## Entries taken from a collection
==*==

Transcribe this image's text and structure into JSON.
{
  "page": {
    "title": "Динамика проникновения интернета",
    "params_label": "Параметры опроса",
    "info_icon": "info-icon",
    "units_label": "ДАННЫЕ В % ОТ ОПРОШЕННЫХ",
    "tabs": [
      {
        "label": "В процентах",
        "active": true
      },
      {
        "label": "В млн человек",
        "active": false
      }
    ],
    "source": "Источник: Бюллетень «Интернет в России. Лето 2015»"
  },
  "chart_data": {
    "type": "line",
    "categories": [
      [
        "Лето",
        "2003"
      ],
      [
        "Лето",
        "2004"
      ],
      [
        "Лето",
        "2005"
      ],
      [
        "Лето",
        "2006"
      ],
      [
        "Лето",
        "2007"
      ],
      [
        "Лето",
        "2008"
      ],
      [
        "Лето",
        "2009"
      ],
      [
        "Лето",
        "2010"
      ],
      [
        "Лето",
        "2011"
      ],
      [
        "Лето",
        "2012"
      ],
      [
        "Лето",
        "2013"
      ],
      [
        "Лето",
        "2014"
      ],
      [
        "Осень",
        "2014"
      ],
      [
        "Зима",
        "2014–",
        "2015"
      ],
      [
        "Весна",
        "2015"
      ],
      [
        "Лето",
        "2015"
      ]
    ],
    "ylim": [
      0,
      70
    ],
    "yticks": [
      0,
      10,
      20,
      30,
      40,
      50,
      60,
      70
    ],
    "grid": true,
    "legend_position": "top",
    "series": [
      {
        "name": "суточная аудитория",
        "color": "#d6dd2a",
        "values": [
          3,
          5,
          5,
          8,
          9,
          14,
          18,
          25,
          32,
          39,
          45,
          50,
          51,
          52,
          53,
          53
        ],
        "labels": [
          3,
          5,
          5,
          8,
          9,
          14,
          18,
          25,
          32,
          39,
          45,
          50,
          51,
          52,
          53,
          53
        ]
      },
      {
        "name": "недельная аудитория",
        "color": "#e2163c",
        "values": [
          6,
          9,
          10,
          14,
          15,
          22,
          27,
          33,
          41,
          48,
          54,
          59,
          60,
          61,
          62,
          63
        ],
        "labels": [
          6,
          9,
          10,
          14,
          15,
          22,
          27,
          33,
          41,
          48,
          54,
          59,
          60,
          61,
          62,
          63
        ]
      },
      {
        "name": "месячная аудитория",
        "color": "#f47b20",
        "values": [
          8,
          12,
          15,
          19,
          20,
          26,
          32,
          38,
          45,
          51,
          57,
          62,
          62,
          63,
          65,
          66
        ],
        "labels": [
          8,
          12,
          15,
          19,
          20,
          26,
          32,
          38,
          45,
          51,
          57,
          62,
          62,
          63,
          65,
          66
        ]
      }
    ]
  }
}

==*==

Write out the full set of records exactly as given.

Transcribe this image's text and structure into JSON.
{
  "page": {
    "title": "Динамика проникновения интернета",
    "params_label": "Параметры опроса",
    "info_icon": "info-icon",
    "units_label": "ДАННЫЕ В % ОТ ОПРОШЕННЫХ",
    "tabs": [
      {
        "label": "В процентах",
        "active": true
      },
      {
        "label": "В млн человек",
        "active": false
      }
    ],
    "source": "Источник: Бюллетень «Интернет в России. Лето 2015»"
  },
  "chart_data": {
    "type": "line",
    "categories": [
      [
        "Лето",
        "2003"
      ],
      [
        "Лето",
        "2004"
      ],
      [
        "Лето",
        "2005"
      ],
      [
        "Лето",
        "2006"
      ],
      [
        "Лето",
        "2007"
      ],
      [
        "Лето",
        "2008"
      ],
      [
        "Лето",
        "2009"
      ],
      [
        "Лето",
        "2010"
      ],
      [
        "Лето",
        "2011"
      ],
      [
        "Лето",
        "2012"
      ],
      [
        "Лето",
        "2013"
      ],
      [
        "Лето",
        "2014"
      ],
      [
        "Осень",
        "2014"
      ],
      [
        "Зима",
        "2014–",
        "2015"
      ],
      [
        "Весна",
        "2015"
      ],
      [
        "Лето",
        "2015"
      ]
    ],
    "ylim": [
      0,
      70
    ],
    "yticks": [
      0,
      10,
      20,
      30,
      40,
      50,
      60,
      70
    ],
    "grid": true,
    "legend_position": "top",
    "series": [
      {
        "name": "суточная аудитория",
        "color": "#d6dd2a",
        "values": [
          3,
          5,
          5,
          8,
          9,
          14,
          18,
          25,
          32,
          39,
          45,
          50,
          51,
          52,
          53,
          53
        ],
        "labels": [
          3,
          5,
          5,
          8,
          9,
          14,
          18,
          25,
          32,
          39,
          45,
          50,
          51,
          52,
          53,
          53
        ]
      },
      {
        "name": "недельная аудитория",
        "color": "#e2163c",
        "values": [
          6,
          9,
          10,
          14,
          15,
          22,
          27,
          33,
          41,
          48,
          54,
          59,
          60,
          61,
          62,
          63
        ],
        "labels": [
          6,
          9,
          10,
          14,
          15,
          22,
          27,
          33,
          41,
          48,
          54,
          59,
          60,
          61,
          62,
          63
        ]
      },
      {
        "name": "месячная аудитория",
        "color": "#f47b20",
        "values": [
          8,
          12,
          15,
          19,
          20,
          26,
          32,
          38,
          45,
          51,
          57,
          62,
          62,
          63,
          65,
          66
        ],
        "labels": [
          8,
          12,
          15,
          19,
          20,
          26,
          32,
          38,
          45,
          51,
          57,
          62,
          62,
          63,
          65,
          66
        ]
      }
    ]
  }
}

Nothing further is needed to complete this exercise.